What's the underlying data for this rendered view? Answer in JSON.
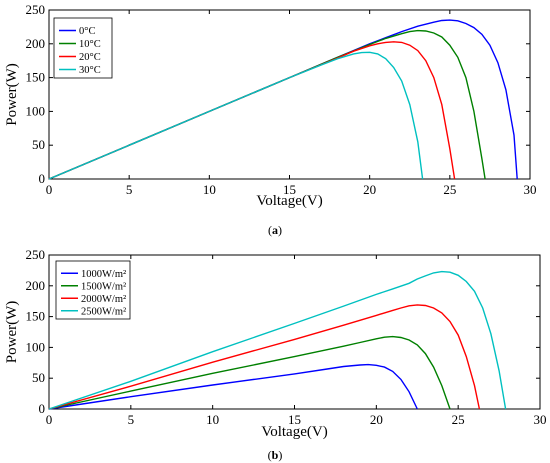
{
  "chart_data": [
    {
      "type": "line",
      "xlabel": "Voltage(V)",
      "ylabel": "Power(W)",
      "sublabel_pre": "(",
      "sublabel": "a",
      "sublabel_post": ")",
      "xlim": [
        0,
        30
      ],
      "ylim": [
        0,
        250
      ],
      "xticks": [
        0,
        5,
        10,
        15,
        20,
        25,
        30
      ],
      "yticks": [
        0,
        50,
        100,
        150,
        200,
        250
      ],
      "grid": false,
      "legend_position": "top-left",
      "series": [
        {
          "name": "0°C",
          "color": "#0000ff",
          "x": [
            0,
            5,
            10,
            15,
            18,
            20,
            21,
            22,
            23,
            24,
            24.5,
            25,
            25.5,
            26,
            26.5,
            27,
            27.5,
            28,
            28.5,
            29,
            29.2
          ],
          "y": [
            0,
            50,
            100,
            150,
            180,
            200,
            209,
            218,
            226,
            232,
            234.5,
            235,
            234,
            230,
            224,
            214,
            198,
            172,
            132,
            65,
            0
          ]
        },
        {
          "name": "10°C",
          "color": "#008000",
          "x": [
            0,
            5,
            10,
            15,
            18,
            20,
            21,
            22,
            22.5,
            23,
            23.5,
            24,
            24.5,
            25,
            25.5,
            26,
            26.5,
            27,
            27.2
          ],
          "y": [
            0,
            50,
            100,
            150,
            180,
            199,
            208,
            215,
            218,
            219.5,
            219,
            216,
            210,
            198,
            180,
            150,
            100,
            30,
            0
          ]
        },
        {
          "name": "20°C",
          "color": "#ff0000",
          "x": [
            0,
            5,
            10,
            15,
            18,
            19,
            20,
            20.5,
            21,
            21.5,
            22,
            22.5,
            23,
            23.5,
            24,
            24.5,
            25,
            25.3
          ],
          "y": [
            0,
            50,
            100,
            150,
            179,
            189,
            197,
            200,
            202,
            203,
            202,
            198,
            190,
            175,
            150,
            110,
            45,
            0
          ]
        },
        {
          "name": "30°C",
          "color": "#00c0c0",
          "x": [
            0,
            5,
            10,
            15,
            17,
            18,
            19,
            19.5,
            20,
            20.5,
            21,
            21.5,
            22,
            22.5,
            23,
            23.3
          ],
          "y": [
            0,
            50,
            100,
            150,
            169,
            178,
            185,
            187,
            187.5,
            185,
            178,
            165,
            145,
            110,
            55,
            0
          ]
        }
      ]
    },
    {
      "type": "line",
      "xlabel": "Voltage(V)",
      "ylabel": "Power(W)",
      "sublabel_pre": "(",
      "sublabel": "b",
      "sublabel_post": ")",
      "xlim": [
        0,
        30
      ],
      "ylim": [
        0,
        250
      ],
      "xticks": [
        0,
        5,
        10,
        15,
        20,
        25,
        30
      ],
      "yticks": [
        0,
        50,
        100,
        150,
        200,
        250
      ],
      "grid": false,
      "legend_position": "top-left",
      "series": [
        {
          "name": "1000W/m²",
          "color": "#0000ff",
          "x": [
            0,
            5,
            10,
            15,
            17,
            18,
            19,
            19.5,
            20,
            20.5,
            21,
            21.5,
            22,
            22.5
          ],
          "y": [
            0,
            20,
            39,
            57,
            65,
            69,
            71.5,
            72,
            71,
            68,
            61,
            48,
            28,
            0
          ]
        },
        {
          "name": "1500W/m²",
          "color": "#008000",
          "x": [
            0,
            5,
            10,
            15,
            18,
            19,
            20,
            20.5,
            21,
            21.5,
            22,
            22.5,
            23,
            23.5,
            24,
            24.5
          ],
          "y": [
            0,
            29,
            58,
            85,
            102,
            108,
            114,
            116.5,
            117.5,
            116,
            112,
            104,
            90,
            68,
            38,
            0
          ]
        },
        {
          "name": "2000W/m²",
          "color": "#ff0000",
          "x": [
            0,
            5,
            10,
            15,
            18,
            20,
            21,
            21.5,
            22,
            22.5,
            23,
            23.5,
            24,
            24.5,
            25,
            25.5,
            26,
            26.3
          ],
          "y": [
            0,
            37,
            76,
            113,
            136,
            152,
            160,
            164,
            167.5,
            169,
            168,
            164,
            156,
            142,
            120,
            85,
            38,
            0
          ]
        },
        {
          "name": "2500W/m²",
          "color": "#00c0c0",
          "x": [
            0,
            5,
            10,
            15,
            18,
            20,
            21,
            22,
            22.5,
            23,
            23.5,
            24,
            24.5,
            25,
            25.5,
            26,
            26.5,
            27,
            27.5,
            27.9
          ],
          "y": [
            0,
            45,
            93,
            139,
            167,
            186,
            195,
            204,
            211,
            216,
            221,
            223,
            222,
            217,
            207,
            191,
            164,
            122,
            62,
            0
          ]
        }
      ]
    }
  ]
}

--- --- ---

* **TASK DESCRIPTION**
Print the listing above in full, exactly as written. Omit any pictures.

* **WRITTEN RESPONSE**
What's the underlying data for this rendered view? Answer in JSON.
{
  "chart_data": [
    {
      "type": "line",
      "xlabel": "Voltage(V)",
      "ylabel": "Power(W)",
      "sublabel_pre": "(",
      "sublabel": "a",
      "sublabel_post": ")",
      "xlim": [
        0,
        30
      ],
      "ylim": [
        0,
        250
      ],
      "xticks": [
        0,
        5,
        10,
        15,
        20,
        25,
        30
      ],
      "yticks": [
        0,
        50,
        100,
        150,
        200,
        250
      ],
      "grid": false,
      "legend_position": "top-left",
      "series": [
        {
          "name": "0°C",
          "color": "#0000ff",
          "x": [
            0,
            5,
            10,
            15,
            18,
            20,
            21,
            22,
            23,
            24,
            24.5,
            25,
            25.5,
            26,
            26.5,
            27,
            27.5,
            28,
            28.5,
            29,
            29.2
          ],
          "y": [
            0,
            50,
            100,
            150,
            180,
            200,
            209,
            218,
            226,
            232,
            234.5,
            235,
            234,
            230,
            224,
            214,
            198,
            172,
            132,
            65,
            0
          ]
        },
        {
          "name": "10°C",
          "color": "#008000",
          "x": [
            0,
            5,
            10,
            15,
            18,
            20,
            21,
            22,
            22.5,
            23,
            23.5,
            24,
            24.5,
            25,
            25.5,
            26,
            26.5,
            27,
            27.2
          ],
          "y": [
            0,
            50,
            100,
            150,
            180,
            199,
            208,
            215,
            218,
            219.5,
            219,
            216,
            210,
            198,
            180,
            150,
            100,
            30,
            0
          ]
        },
        {
          "name": "20°C",
          "color": "#ff0000",
          "x": [
            0,
            5,
            10,
            15,
            18,
            19,
            20,
            20.5,
            21,
            21.5,
            22,
            22.5,
            23,
            23.5,
            24,
            24.5,
            25,
            25.3
          ],
          "y": [
            0,
            50,
            100,
            150,
            179,
            189,
            197,
            200,
            202,
            203,
            202,
            198,
            190,
            175,
            150,
            110,
            45,
            0
          ]
        },
        {
          "name": "30°C",
          "color": "#00c0c0",
          "x": [
            0,
            5,
            10,
            15,
            17,
            18,
            19,
            19.5,
            20,
            20.5,
            21,
            21.5,
            22,
            22.5,
            23,
            23.3
          ],
          "y": [
            0,
            50,
            100,
            150,
            169,
            178,
            185,
            187,
            187.5,
            185,
            178,
            165,
            145,
            110,
            55,
            0
          ]
        }
      ]
    },
    {
      "type": "line",
      "xlabel": "Voltage(V)",
      "ylabel": "Power(W)",
      "sublabel_pre": "(",
      "sublabel": "b",
      "sublabel_post": ")",
      "xlim": [
        0,
        30
      ],
      "ylim": [
        0,
        250
      ],
      "xticks": [
        0,
        5,
        10,
        15,
        20,
        25,
        30
      ],
      "yticks": [
        0,
        50,
        100,
        150,
        200,
        250
      ],
      "grid": false,
      "legend_position": "top-left",
      "series": [
        {
          "name": "1000W/m²",
          "color": "#0000ff",
          "x": [
            0,
            5,
            10,
            15,
            17,
            18,
            19,
            19.5,
            20,
            20.5,
            21,
            21.5,
            22,
            22.5
          ],
          "y": [
            0,
            20,
            39,
            57,
            65,
            69,
            71.5,
            72,
            71,
            68,
            61,
            48,
            28,
            0
          ]
        },
        {
          "name": "1500W/m²",
          "color": "#008000",
          "x": [
            0,
            5,
            10,
            15,
            18,
            19,
            20,
            20.5,
            21,
            21.5,
            22,
            22.5,
            23,
            23.5,
            24,
            24.5
          ],
          "y": [
            0,
            29,
            58,
            85,
            102,
            108,
            114,
            116.5,
            117.5,
            116,
            112,
            104,
            90,
            68,
            38,
            0
          ]
        },
        {
          "name": "2000W/m²",
          "color": "#ff0000",
          "x": [
            0,
            5,
            10,
            15,
            18,
            20,
            21,
            21.5,
            22,
            22.5,
            23,
            23.5,
            24,
            24.5,
            25,
            25.5,
            26,
            26.3
          ],
          "y": [
            0,
            37,
            76,
            113,
            136,
            152,
            160,
            164,
            167.5,
            169,
            168,
            164,
            156,
            142,
            120,
            85,
            38,
            0
          ]
        },
        {
          "name": "2500W/m²",
          "color": "#00c0c0",
          "x": [
            0,
            5,
            10,
            15,
            18,
            20,
            21,
            22,
            22.5,
            23,
            23.5,
            24,
            24.5,
            25,
            25.5,
            26,
            26.5,
            27,
            27.5,
            27.9
          ],
          "y": [
            0,
            45,
            93,
            139,
            167,
            186,
            195,
            204,
            211,
            216,
            221,
            223,
            222,
            217,
            207,
            191,
            164,
            122,
            62,
            0
          ]
        }
      ]
    }
  ]
}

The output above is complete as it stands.